*YOUR OBJECTIVE*.
Copy the data that follows exactly. Include no pictures.
--------
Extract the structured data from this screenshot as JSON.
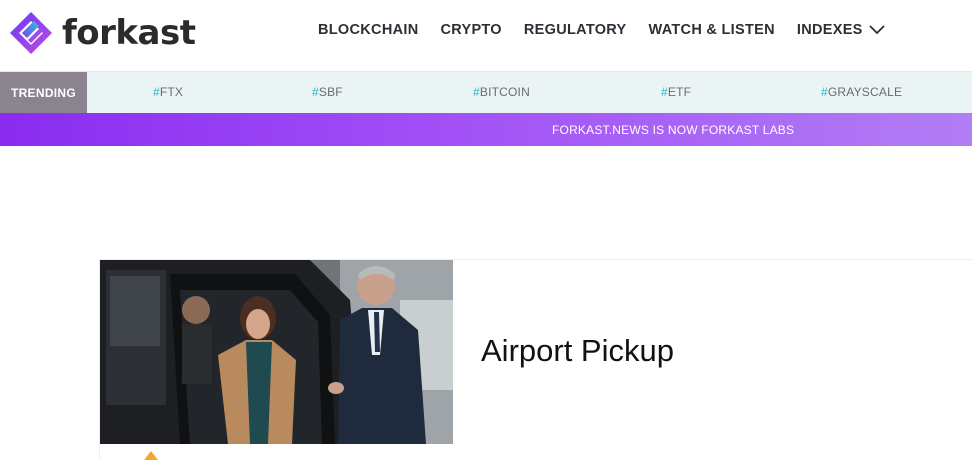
{
  "brand": {
    "name": "forkast",
    "colors": {
      "purple": "#7f3cf5",
      "cyan": "#1fb6d5",
      "text": "#2b2b2b"
    }
  },
  "nav": {
    "items": [
      {
        "label": "BLOCKCHAIN"
      },
      {
        "label": "CRYPTO"
      },
      {
        "label": "REGULATORY"
      },
      {
        "label": "WATCH & LISTEN"
      },
      {
        "label": "INDEXES",
        "icon": "chevron-down-icon"
      }
    ]
  },
  "trending": {
    "label": "TRENDING",
    "tags": [
      {
        "hash": "#",
        "text": "FTX"
      },
      {
        "hash": "#",
        "text": "SBF"
      },
      {
        "hash": "#",
        "text": "BITCOIN"
      },
      {
        "hash": "#",
        "text": "ETF"
      },
      {
        "hash": "#",
        "text": "GRAYSCALE"
      }
    ]
  },
  "banner": {
    "text": "FORKAST.NEWS IS NOW FORKAST LABS"
  },
  "card": {
    "title": "Airport Pickup",
    "image": "photo of a woman exiting a black car with a man in a suit holding the door"
  }
}
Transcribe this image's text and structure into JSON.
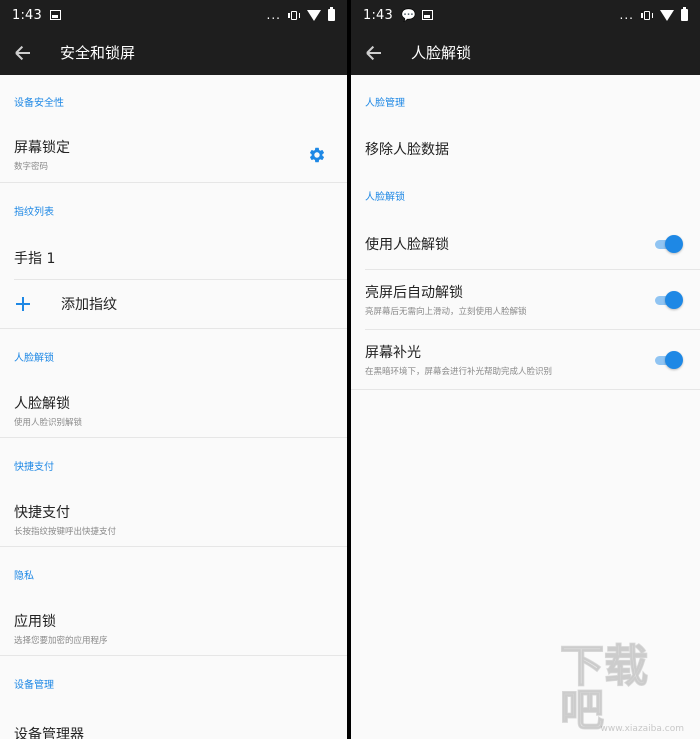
{
  "left": {
    "statusbar": {
      "time": "1:43",
      "dots": "..."
    },
    "appbar": {
      "title": "安全和锁屏"
    },
    "sections": {
      "device_security": {
        "header": "设备安全性",
        "screen_lock": {
          "title": "屏幕锁定",
          "subtitle": "数字密码"
        }
      },
      "fingerprints": {
        "header": "指纹列表",
        "finger1": "手指 1",
        "add": "添加指纹"
      },
      "face": {
        "header": "人脸解锁",
        "item": {
          "title": "人脸解锁",
          "subtitle": "使用人脸识别解锁"
        }
      },
      "quick_pay": {
        "header": "快捷支付",
        "item": {
          "title": "快捷支付",
          "subtitle": "长按指纹按键呼出快捷支付"
        }
      },
      "privacy": {
        "header": "隐私",
        "item": {
          "title": "应用锁",
          "subtitle": "选择您要加密的应用程序"
        }
      },
      "device_admin": {
        "header": "设备管理",
        "item": {
          "title": "设备管理器"
        }
      }
    }
  },
  "right": {
    "statusbar": {
      "time": "1:43",
      "dots": "..."
    },
    "appbar": {
      "title": "人脸解锁"
    },
    "face_manage": {
      "header": "人脸管理",
      "remove": "移除人脸数据"
    },
    "face_unlock": {
      "header": "人脸解锁",
      "items": [
        {
          "title": "使用人脸解锁",
          "subtitle": "",
          "enabled": true
        },
        {
          "title": "亮屏后自动解锁",
          "subtitle": "亮屏幕后无需向上滑动，立刻使用人脸解锁",
          "enabled": true
        },
        {
          "title": "屏幕补光",
          "subtitle": "在黑暗环境下，屏幕会进行补光帮助完成人脸识别",
          "enabled": true
        }
      ]
    },
    "watermark": {
      "text": "下载吧",
      "url": "www.xiazaiba.com"
    }
  },
  "colors": {
    "accent": "#1e88e5",
    "bar": "#1e1e1e",
    "background": "#fafafa"
  }
}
--------
*ANSWER FOR THE TASK*.
Extract the structured data from this screenshot as JSON.
{
  "brand": {
    "name": "forkast",
    "colors": {
      "purple": "#7f3cf5",
      "cyan": "#1fb6d5",
      "text": "#2b2b2b"
    }
  },
  "nav": {
    "items": [
      {
        "label": "BLOCKCHAIN"
      },
      {
        "label": "CRYPTO"
      },
      {
        "label": "REGULATORY"
      },
      {
        "label": "WATCH & LISTEN"
      },
      {
        "label": "INDEXES",
        "icon": "chevron-down-icon"
      }
    ]
  },
  "trending": {
    "label": "TRENDING",
    "tags": [
      {
        "hash": "#",
        "text": "FTX"
      },
      {
        "hash": "#",
        "text": "SBF"
      },
      {
        "hash": "#",
        "text": "BITCOIN"
      },
      {
        "hash": "#",
        "text": "ETF"
      },
      {
        "hash": "#",
        "text": "GRAYSCALE"
      }
    ]
  },
  "banner": {
    "text": "FORKAST.NEWS IS NOW FORKAST LABS"
  },
  "card": {
    "title": "Airport Pickup",
    "image": "photo of a woman exiting a black car with a man in a suit holding the door"
  }
}
Transcribe this image's text and structure into JSON.
{
  "left": {
    "statusbar": {
      "time": "1:43",
      "dots": "..."
    },
    "appbar": {
      "title": "安全和锁屏"
    },
    "sections": {
      "device_security": {
        "header": "设备安全性",
        "screen_lock": {
          "title": "屏幕锁定",
          "subtitle": "数字密码"
        }
      },
      "fingerprints": {
        "header": "指纹列表",
        "finger1": "手指 1",
        "add": "添加指纹"
      },
      "face": {
        "header": "人脸解锁",
        "item": {
          "title": "人脸解锁",
          "subtitle": "使用人脸识别解锁"
        }
      },
      "quick_pay": {
        "header": "快捷支付",
        "item": {
          "title": "快捷支付",
          "subtitle": "长按指纹按键呼出快捷支付"
        }
      },
      "privacy": {
        "header": "隐私",
        "item": {
          "title": "应用锁",
          "subtitle": "选择您要加密的应用程序"
        }
      },
      "device_admin": {
        "header": "设备管理",
        "item": {
          "title": "设备管理器"
        }
      }
    }
  },
  "right": {
    "statusbar": {
      "time": "1:43",
      "dots": "..."
    },
    "appbar": {
      "title": "人脸解锁"
    },
    "face_manage": {
      "header": "人脸管理",
      "remove": "移除人脸数据"
    },
    "face_unlock": {
      "header": "人脸解锁",
      "items": [
        {
          "title": "使用人脸解锁",
          "subtitle": "",
          "enabled": true
        },
        {
          "title": "亮屏后自动解锁",
          "subtitle": "亮屏幕后无需向上滑动，立刻使用人脸解锁",
          "enabled": true
        },
        {
          "title": "屏幕补光",
          "subtitle": "在黑暗环境下，屏幕会进行补光帮助完成人脸识别",
          "enabled": true
        }
      ]
    },
    "watermark": {
      "text": "下载吧",
      "url": "www.xiazaiba.com"
    }
  },
  "colors": {
    "accent": "#1e88e5",
    "bar": "#1e1e1e",
    "background": "#fafafa"
  }
}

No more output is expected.